• Goal of the exercise:
Find each line containing the string "down". Copy it.

• Records for processing:
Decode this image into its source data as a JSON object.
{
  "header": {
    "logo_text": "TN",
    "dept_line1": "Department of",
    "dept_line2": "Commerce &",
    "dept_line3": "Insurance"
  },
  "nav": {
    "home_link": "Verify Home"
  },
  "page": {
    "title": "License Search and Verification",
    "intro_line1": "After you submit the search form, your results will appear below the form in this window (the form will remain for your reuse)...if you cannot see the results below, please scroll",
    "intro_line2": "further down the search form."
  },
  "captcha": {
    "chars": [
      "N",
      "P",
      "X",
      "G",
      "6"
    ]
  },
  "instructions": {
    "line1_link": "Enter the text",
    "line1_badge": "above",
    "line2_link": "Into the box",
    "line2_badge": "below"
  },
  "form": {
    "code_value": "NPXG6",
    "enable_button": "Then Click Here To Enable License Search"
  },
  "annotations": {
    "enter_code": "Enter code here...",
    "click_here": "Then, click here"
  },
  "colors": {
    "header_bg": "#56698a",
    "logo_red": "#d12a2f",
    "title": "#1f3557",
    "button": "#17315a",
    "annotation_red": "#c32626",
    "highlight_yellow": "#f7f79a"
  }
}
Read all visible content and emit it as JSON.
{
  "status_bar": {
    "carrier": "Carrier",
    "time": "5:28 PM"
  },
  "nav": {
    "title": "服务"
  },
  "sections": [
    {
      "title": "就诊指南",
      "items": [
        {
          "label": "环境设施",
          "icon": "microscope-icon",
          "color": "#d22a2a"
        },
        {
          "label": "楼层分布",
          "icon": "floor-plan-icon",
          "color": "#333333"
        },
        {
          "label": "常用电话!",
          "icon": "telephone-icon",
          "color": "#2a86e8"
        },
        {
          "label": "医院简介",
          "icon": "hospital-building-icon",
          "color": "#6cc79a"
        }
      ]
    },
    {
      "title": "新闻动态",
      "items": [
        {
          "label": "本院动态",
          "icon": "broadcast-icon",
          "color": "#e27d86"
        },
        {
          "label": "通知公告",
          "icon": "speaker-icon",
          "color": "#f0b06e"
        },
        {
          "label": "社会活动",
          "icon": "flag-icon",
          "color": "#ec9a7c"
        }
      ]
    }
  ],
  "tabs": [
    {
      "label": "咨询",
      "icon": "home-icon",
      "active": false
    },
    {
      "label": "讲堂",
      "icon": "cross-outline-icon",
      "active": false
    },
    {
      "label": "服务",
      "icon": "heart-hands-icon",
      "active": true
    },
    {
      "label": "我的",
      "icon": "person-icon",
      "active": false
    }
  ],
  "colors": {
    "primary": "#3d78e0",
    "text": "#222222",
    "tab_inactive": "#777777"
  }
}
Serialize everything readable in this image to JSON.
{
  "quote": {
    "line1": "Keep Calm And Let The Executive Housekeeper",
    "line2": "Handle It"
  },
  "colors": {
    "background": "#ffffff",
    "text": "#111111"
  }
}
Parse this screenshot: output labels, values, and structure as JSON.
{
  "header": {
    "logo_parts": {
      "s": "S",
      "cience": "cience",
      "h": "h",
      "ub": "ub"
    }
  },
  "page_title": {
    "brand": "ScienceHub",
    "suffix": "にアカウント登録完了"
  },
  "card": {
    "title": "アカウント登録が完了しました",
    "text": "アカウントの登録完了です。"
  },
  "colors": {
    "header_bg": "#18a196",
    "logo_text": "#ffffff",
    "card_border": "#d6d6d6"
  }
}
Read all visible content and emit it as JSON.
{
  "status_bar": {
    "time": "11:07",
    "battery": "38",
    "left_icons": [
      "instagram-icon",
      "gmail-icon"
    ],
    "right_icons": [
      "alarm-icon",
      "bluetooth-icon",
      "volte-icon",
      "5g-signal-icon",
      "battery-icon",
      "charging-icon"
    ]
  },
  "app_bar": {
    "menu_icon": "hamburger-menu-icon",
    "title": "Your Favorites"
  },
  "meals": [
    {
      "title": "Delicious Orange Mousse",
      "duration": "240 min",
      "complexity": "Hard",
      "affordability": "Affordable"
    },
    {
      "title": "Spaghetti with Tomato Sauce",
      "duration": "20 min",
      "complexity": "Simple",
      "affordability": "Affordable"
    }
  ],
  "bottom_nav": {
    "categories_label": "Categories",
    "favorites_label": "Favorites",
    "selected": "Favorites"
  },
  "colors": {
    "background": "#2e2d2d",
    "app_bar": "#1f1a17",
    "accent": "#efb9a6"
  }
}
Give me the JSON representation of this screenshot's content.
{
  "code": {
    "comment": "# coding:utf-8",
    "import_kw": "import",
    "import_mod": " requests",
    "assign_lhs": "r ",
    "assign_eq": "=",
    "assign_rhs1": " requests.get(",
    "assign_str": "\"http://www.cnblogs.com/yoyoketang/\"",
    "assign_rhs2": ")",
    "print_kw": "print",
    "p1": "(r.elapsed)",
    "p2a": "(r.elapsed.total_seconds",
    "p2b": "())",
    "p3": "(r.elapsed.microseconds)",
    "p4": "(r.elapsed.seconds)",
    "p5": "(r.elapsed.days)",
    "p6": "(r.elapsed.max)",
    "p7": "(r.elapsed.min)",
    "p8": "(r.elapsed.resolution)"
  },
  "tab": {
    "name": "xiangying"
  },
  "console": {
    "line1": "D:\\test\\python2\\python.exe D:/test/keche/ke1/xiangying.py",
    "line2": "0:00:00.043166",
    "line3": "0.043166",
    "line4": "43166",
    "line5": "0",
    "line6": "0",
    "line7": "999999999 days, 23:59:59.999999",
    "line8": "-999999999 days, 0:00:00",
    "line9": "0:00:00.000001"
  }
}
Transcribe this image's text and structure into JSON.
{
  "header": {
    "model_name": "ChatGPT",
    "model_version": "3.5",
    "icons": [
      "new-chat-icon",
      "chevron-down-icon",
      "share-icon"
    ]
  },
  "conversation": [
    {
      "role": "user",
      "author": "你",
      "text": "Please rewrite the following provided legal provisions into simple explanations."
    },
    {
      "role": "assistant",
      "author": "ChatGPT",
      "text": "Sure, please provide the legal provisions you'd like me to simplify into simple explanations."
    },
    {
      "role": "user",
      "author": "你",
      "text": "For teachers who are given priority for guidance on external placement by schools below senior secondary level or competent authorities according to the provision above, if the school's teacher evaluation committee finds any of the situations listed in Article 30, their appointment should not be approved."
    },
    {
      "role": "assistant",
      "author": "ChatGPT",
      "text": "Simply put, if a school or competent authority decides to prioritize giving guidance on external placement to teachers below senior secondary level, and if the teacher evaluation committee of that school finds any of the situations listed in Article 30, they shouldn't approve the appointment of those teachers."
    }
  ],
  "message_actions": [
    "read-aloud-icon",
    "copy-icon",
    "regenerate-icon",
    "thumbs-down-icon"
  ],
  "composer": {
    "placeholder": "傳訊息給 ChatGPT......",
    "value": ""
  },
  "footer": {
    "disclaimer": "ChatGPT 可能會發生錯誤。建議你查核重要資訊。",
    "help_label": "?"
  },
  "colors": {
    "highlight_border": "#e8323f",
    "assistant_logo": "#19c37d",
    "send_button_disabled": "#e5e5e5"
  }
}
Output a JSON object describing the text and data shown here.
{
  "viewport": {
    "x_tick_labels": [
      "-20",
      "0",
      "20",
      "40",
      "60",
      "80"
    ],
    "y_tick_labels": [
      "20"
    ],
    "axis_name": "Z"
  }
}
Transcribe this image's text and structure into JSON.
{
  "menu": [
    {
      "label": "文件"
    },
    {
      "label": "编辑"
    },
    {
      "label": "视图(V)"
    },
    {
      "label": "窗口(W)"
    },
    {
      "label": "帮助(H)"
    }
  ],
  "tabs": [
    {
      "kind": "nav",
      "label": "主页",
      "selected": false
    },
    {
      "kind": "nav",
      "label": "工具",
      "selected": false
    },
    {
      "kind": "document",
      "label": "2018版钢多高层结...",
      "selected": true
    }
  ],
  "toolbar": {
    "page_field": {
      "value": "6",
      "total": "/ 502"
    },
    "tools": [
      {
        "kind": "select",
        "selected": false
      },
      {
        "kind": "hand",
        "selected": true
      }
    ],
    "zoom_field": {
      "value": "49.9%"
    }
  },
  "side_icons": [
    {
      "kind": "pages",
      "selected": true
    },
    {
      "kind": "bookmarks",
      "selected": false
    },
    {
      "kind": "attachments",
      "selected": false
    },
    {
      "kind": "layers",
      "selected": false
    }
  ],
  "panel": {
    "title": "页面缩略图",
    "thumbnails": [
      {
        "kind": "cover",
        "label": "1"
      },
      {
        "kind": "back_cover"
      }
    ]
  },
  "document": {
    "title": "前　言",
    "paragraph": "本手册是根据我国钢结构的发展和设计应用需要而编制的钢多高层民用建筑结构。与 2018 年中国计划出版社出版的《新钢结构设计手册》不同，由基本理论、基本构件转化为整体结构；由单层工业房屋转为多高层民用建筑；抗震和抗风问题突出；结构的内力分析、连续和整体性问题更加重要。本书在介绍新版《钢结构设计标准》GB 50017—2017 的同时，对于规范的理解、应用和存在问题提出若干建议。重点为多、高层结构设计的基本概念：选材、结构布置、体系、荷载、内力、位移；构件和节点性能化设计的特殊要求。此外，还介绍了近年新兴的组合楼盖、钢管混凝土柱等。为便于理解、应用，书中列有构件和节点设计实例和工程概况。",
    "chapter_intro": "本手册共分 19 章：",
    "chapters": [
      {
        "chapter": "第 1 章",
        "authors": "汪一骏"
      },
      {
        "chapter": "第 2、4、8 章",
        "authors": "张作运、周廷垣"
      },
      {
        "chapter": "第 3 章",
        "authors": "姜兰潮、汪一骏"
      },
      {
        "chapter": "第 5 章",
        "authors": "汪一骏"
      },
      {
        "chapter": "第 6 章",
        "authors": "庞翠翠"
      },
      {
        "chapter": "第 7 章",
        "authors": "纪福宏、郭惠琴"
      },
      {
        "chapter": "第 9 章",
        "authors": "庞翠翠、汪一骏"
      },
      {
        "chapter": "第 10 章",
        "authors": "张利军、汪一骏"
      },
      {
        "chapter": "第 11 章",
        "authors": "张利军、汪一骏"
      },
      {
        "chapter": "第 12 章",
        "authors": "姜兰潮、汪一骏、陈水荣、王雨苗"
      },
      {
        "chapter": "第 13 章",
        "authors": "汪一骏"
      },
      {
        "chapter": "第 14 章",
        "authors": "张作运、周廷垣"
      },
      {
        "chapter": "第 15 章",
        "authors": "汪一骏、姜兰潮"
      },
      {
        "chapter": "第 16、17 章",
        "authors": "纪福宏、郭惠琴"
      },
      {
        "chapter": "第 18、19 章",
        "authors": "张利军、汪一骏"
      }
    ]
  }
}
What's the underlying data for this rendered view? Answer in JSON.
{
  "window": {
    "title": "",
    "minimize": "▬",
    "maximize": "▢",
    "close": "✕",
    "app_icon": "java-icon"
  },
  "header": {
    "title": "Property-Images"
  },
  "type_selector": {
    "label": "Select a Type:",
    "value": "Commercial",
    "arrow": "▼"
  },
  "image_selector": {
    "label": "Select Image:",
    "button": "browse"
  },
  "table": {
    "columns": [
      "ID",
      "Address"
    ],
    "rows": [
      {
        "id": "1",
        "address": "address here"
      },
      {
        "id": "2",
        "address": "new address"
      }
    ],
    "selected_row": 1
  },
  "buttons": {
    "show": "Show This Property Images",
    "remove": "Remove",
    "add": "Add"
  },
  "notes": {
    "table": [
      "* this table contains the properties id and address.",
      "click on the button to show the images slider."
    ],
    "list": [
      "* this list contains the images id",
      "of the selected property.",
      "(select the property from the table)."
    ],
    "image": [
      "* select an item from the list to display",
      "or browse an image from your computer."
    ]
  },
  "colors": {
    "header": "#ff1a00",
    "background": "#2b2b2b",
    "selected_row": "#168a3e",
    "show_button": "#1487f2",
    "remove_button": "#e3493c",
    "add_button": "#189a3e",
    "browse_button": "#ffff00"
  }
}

• The result:
    "intro_line2": "further down the search form."
      "chevron-down-icon",
    "thumbs-down-icon"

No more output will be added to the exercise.